## WHAT IS REQUIRED
Your answer should consist of each line below that contains the string "Fatty".

## RECORD EXCERPTS
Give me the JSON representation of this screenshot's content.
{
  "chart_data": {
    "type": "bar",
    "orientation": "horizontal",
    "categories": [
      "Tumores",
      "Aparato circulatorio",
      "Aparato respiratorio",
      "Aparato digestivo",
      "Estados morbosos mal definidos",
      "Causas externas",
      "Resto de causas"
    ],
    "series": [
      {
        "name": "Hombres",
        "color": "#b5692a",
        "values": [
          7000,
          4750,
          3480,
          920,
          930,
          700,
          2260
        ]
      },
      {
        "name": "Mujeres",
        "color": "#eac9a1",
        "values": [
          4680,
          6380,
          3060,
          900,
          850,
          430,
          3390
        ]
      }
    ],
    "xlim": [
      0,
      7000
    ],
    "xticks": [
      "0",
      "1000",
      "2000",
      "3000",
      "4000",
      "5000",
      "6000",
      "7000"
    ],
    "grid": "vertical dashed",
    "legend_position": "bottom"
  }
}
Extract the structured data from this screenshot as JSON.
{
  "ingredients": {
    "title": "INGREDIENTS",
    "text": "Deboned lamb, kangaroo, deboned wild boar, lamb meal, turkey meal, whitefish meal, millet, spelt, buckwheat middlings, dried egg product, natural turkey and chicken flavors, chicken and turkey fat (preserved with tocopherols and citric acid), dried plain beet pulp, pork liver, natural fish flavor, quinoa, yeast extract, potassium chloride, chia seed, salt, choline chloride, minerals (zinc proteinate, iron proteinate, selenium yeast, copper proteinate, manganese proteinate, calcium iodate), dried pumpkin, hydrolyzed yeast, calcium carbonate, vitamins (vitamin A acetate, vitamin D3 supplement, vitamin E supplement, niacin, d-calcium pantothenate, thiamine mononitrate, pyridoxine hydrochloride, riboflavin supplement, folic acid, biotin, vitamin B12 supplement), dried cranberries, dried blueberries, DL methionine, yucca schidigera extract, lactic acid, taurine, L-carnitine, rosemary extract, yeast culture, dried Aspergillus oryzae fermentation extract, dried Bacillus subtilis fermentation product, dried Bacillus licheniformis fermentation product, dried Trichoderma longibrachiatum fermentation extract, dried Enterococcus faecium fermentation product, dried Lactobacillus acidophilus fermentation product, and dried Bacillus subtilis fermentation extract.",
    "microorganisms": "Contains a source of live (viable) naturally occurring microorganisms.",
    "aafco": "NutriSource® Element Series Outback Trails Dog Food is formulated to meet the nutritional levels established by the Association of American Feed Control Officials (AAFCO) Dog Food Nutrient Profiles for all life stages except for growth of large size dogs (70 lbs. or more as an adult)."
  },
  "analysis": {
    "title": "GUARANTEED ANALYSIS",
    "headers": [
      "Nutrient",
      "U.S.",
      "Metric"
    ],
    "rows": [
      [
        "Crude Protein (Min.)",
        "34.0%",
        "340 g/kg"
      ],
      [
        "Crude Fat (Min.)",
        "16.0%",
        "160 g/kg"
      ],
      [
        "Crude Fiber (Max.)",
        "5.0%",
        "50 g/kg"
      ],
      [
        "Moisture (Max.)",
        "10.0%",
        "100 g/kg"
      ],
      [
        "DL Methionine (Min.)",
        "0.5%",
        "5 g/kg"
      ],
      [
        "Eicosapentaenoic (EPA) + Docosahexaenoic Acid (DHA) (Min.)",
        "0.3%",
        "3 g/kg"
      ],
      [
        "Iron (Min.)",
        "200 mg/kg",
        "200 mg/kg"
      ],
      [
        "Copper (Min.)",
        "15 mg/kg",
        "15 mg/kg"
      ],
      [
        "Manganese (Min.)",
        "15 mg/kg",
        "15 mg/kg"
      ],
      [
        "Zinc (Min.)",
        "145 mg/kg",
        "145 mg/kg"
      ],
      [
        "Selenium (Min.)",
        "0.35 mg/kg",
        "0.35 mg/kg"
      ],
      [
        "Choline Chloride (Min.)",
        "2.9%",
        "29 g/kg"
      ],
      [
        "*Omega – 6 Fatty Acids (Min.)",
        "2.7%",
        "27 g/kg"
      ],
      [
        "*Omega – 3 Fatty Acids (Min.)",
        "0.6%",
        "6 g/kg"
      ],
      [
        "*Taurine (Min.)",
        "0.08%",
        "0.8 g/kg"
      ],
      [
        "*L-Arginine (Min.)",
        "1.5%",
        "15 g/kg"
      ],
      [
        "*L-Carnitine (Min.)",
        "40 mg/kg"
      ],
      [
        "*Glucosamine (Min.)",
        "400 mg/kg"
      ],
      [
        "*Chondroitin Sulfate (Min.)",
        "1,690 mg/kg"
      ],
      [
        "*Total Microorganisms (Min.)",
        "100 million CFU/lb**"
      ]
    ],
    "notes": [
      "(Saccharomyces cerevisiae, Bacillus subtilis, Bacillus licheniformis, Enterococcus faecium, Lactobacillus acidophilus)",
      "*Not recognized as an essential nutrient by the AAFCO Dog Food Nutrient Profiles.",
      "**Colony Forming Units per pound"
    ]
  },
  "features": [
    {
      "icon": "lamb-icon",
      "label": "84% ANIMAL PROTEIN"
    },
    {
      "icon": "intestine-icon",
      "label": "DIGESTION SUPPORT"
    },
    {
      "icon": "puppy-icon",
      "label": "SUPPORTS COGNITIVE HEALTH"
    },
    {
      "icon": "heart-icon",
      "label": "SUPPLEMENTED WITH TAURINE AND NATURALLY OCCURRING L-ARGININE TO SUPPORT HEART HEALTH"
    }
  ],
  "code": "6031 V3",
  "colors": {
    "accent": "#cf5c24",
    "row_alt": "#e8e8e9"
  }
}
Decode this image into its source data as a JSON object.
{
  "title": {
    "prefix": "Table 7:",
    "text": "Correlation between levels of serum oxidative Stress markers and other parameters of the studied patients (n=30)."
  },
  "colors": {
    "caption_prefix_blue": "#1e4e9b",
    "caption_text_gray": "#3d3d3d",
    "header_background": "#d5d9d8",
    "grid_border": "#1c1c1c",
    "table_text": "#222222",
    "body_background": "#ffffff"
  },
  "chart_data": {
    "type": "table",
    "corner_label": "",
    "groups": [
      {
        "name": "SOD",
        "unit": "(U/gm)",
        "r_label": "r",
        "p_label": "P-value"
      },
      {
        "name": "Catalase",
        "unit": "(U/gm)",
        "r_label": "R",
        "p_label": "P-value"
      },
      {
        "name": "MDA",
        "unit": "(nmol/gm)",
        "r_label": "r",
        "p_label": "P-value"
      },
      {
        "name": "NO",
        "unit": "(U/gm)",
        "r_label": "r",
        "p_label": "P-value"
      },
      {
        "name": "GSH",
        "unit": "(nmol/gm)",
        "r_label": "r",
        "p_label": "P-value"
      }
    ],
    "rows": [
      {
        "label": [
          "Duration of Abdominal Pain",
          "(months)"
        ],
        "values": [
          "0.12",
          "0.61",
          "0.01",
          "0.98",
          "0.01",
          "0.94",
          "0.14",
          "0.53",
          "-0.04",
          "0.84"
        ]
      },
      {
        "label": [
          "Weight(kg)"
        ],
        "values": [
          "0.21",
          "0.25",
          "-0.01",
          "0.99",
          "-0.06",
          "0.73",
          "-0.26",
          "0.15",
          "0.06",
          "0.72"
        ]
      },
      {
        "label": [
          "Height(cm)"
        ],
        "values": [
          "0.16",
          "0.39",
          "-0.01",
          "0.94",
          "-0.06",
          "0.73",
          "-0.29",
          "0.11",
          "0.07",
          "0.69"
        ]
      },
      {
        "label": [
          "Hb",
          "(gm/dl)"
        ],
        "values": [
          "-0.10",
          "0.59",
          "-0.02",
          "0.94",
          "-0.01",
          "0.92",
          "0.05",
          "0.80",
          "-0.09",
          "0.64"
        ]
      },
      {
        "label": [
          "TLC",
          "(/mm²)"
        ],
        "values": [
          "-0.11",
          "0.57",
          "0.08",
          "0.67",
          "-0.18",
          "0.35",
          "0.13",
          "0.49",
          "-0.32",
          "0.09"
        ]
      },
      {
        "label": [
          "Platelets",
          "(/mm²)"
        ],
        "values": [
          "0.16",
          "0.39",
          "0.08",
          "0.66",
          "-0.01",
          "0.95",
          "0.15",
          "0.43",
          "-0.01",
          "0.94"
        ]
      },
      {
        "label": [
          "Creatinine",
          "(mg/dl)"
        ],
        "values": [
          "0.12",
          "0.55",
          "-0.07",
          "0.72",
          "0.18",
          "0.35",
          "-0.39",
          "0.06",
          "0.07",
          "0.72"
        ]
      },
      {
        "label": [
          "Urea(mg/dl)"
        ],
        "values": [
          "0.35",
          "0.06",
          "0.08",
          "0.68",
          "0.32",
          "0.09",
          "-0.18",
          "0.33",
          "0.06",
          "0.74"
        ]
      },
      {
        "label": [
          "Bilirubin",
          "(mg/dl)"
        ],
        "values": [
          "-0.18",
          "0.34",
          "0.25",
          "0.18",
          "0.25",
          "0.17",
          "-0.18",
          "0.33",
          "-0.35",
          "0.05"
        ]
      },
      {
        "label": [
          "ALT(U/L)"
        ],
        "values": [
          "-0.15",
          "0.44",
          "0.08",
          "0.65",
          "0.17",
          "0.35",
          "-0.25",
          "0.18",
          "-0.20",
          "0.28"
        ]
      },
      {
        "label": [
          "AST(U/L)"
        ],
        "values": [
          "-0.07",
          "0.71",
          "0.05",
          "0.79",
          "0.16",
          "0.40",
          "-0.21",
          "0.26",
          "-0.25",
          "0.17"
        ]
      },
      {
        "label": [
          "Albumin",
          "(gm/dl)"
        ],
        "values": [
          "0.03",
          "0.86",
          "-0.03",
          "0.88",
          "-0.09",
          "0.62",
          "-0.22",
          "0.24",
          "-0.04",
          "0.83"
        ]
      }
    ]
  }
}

## RESPONSE BOX
        "*Omega – 6 Fatty Acids (Min.)",
        "*Omega – 3 Fatty Acids (Min.)",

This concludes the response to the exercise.